Kritisiert wird die Nichtaufnahme eines „Pflegeunterstützungsgeldes“ in den Regierungsentwurf. Der Referentenentwurf sah eine entsprechende Leistung vor. Akut auftretende Pflegesituationen bei älteren Angehörigen sind den Situationen vergleichbar, in denen Beschäftigten nach § 616 BGB wegen der Erkrankung eines Kindes ein Freistellungsanspruch zusteht. Dieser Anspruch wird flankiert durch den Anspruch auf das sog. „Kinderkrankengeld“ gemäß § 45 SGB V. Ohne einen finanziellen Begleitanspruch ist eine rein arbeitsrechtliche Regelung für viele Beschäftigte, die auf ihr Einkommen zur Deckung des Lebensunterhaltes angewiesen sind, nicht umsetzbar.

Worum es geht = Schreibe den Lesetext ab der Stelle, die mit „Kritisiert wird die“ beginnt, bis einschließlich „sind, nicht umsetzbar.“ erneut ab. Ersetze dabei „Regierungsentwurf“ durch „Kabinettsentwurf“.

Einträge =
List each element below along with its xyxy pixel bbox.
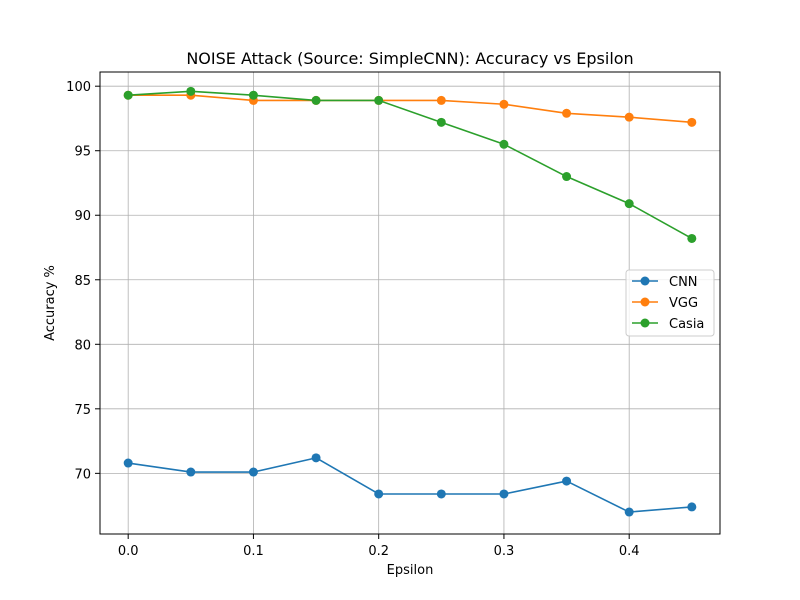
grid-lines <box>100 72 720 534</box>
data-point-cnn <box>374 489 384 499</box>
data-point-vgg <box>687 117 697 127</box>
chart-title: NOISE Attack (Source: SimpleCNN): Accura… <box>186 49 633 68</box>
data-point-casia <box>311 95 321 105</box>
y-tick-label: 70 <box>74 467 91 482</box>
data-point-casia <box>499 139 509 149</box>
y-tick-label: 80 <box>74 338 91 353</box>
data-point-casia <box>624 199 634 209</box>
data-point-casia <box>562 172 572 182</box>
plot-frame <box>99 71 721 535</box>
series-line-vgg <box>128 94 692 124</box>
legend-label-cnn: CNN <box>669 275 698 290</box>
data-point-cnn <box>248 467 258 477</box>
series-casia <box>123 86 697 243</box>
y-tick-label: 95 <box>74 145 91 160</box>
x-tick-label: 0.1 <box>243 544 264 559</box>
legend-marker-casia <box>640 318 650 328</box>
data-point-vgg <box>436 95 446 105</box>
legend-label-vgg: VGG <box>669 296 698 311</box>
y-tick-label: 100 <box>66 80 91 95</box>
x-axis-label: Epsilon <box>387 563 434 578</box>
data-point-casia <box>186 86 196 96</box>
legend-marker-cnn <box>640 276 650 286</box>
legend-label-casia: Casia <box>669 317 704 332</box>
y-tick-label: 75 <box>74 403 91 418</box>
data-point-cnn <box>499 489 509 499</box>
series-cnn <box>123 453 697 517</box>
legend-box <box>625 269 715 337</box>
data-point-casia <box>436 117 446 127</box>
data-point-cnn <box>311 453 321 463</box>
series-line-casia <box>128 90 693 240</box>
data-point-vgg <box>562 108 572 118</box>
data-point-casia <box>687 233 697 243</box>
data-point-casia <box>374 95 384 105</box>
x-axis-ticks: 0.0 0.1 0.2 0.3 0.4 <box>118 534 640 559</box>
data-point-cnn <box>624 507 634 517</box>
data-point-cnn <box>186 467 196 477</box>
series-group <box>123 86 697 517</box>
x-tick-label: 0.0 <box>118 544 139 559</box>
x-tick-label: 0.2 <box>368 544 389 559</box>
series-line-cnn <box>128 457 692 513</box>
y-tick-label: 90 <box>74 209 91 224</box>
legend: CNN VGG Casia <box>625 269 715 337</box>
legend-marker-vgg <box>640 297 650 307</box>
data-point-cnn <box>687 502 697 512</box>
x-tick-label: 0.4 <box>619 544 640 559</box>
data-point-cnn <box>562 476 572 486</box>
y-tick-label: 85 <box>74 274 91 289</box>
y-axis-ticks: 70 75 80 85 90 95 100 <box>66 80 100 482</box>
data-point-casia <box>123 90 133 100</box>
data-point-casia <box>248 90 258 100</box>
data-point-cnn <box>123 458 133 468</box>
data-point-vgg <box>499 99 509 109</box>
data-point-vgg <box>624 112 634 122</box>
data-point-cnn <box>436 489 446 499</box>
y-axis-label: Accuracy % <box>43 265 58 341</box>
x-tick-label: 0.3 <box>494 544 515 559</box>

Vollständige Antwort =
Kritisiert wird die Nichtaufnahme eines „Pflegeunterstützungsgeldes“ in den Kabinettsentwurf. Der Referentenentwurf sah eine entsprechende Leistung vor. Akut auftretende Pflegesituationen bei älteren Angehörigen sind den Situationen vergleichbar, in denen Beschäftigten nach § 616 BGB wegen der Erkrankung eines Kindes ein Freistellungsanspruch zusteht. Dieser Anspruch wird flankiert durch den Anspruch auf das sog. „Kinderkrankengeld“ gemäß § 45 SGB V. Ohne einen finanziellen Begleitanspruch ist eine rein arbeitsrechtliche Regelung für viele Beschäftigte, die auf ihr Einkommen zur Deckung des Lebensunterhaltes angewiesen sind, nicht umsetzbar.